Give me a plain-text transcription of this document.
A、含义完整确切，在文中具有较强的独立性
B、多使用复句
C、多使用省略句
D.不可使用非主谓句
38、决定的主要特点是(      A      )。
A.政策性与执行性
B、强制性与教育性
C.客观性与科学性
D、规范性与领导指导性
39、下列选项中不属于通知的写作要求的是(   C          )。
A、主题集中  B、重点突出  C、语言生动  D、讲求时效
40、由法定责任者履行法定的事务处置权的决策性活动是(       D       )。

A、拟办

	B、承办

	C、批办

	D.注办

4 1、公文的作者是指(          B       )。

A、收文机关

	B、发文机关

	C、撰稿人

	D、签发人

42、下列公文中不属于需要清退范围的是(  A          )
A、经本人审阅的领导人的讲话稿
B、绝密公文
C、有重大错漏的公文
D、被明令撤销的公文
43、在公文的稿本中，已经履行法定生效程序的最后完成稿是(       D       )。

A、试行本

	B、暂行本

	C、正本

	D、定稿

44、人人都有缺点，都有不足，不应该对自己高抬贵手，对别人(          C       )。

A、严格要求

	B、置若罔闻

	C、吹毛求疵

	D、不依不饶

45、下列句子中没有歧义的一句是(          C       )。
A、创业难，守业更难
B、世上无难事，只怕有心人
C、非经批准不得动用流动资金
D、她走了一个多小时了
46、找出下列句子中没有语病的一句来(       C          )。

........

= What the exercise asks =
Copy out every line of the data above, exactly as given.

= Answer in full =
Give me a plain-text transcription of this document.
A、含义完整确切，在文中具有较强的独立性
B、多使用复句
C、多使用省略句
D.不可使用非主谓句
38、决定的主要特点是(      A      )。
A.政策性与执行性
B、强制性与教育性
C.客观性与科学性
D、规范性与领导指导性
39、下列选项中不属于通知的写作要求的是(   C          )。
A、主题集中  B、重点突出  C、语言生动  D、讲求时效
40、由法定责任者履行法定的事务处置权的决策性活动是(       D       )。

A、拟办

	B、承办

	C、批办

	D.注办

4 1、公文的作者是指(          B       )。

A、收文机关

	B、发文机关

	C、撰稿人

	D、签发人

42、下列公文中不属于需要清退范围的是(  A          )
A、经本人审阅的领导人的讲话稿
B、绝密公文
C、有重大错漏的公文
D、被明令撤销的公文
43、在公文的稿本中，已经履行法定生效程序的最后完成稿是(       D       )。

A、试行本

	B、暂行本

	C、正本

	D、定稿

44、人人都有缺点，都有不足，不应该对自己高抬贵手，对别人(          C       )。

A、严格要求

	B、置若罔闻

	C、吹毛求疵

	D、不依不饶

45、下列句子中没有歧义的一句是(          C       )。
A、创业难，守业更难
B、世上无难事，只怕有心人
C、非经批准不得动用流动资金
D、她走了一个多小时了
46、找出下列句子中没有语病的一句来(       C          )。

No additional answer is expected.